-- begin --

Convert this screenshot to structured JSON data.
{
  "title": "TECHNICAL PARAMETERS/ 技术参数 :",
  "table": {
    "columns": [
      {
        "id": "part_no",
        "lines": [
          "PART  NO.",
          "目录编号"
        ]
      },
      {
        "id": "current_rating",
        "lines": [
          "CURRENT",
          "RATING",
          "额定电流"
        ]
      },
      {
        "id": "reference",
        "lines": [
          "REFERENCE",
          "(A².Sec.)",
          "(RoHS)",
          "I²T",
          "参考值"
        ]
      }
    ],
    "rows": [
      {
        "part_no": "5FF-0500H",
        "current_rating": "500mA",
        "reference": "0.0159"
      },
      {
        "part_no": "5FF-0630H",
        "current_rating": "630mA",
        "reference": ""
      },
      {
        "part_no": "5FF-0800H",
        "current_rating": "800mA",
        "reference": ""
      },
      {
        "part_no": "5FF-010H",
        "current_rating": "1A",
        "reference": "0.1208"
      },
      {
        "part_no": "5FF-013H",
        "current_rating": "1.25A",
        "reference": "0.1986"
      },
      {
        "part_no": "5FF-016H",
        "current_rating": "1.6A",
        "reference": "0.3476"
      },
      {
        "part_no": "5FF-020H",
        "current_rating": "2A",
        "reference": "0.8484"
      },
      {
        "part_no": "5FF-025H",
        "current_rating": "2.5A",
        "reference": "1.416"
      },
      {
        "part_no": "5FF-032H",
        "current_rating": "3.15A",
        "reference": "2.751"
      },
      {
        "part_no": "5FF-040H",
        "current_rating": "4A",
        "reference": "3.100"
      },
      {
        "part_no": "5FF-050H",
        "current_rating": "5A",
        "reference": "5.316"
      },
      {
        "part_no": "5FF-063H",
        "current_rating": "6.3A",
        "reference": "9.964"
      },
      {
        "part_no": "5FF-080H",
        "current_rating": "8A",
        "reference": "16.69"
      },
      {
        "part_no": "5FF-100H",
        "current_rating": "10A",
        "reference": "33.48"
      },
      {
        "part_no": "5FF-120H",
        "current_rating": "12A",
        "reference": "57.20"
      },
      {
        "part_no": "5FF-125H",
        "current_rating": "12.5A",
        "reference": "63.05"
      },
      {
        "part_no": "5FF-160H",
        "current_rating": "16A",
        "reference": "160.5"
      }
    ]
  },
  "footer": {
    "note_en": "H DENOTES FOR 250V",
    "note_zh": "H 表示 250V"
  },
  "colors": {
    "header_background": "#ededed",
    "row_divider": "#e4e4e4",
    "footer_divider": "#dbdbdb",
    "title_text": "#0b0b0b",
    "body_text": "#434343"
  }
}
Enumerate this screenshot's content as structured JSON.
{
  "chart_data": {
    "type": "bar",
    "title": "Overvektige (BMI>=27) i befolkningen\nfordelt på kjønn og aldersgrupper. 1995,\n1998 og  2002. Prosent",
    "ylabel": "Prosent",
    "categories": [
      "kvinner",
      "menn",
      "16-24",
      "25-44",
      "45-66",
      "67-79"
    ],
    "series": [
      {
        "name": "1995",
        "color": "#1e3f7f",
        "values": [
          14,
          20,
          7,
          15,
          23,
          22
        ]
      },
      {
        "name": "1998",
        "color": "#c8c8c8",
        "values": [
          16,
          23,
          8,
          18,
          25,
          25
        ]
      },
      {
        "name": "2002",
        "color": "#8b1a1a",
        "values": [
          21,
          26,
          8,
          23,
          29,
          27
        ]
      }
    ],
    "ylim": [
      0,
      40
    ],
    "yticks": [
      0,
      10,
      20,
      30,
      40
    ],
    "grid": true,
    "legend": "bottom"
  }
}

-- end --

All lines of the data above that include the word "JSON" must be shown.

[THE OUTPUT]
Convert this screenshot to structured JSON data.
Enumerate this screenshot's content as structured JSON.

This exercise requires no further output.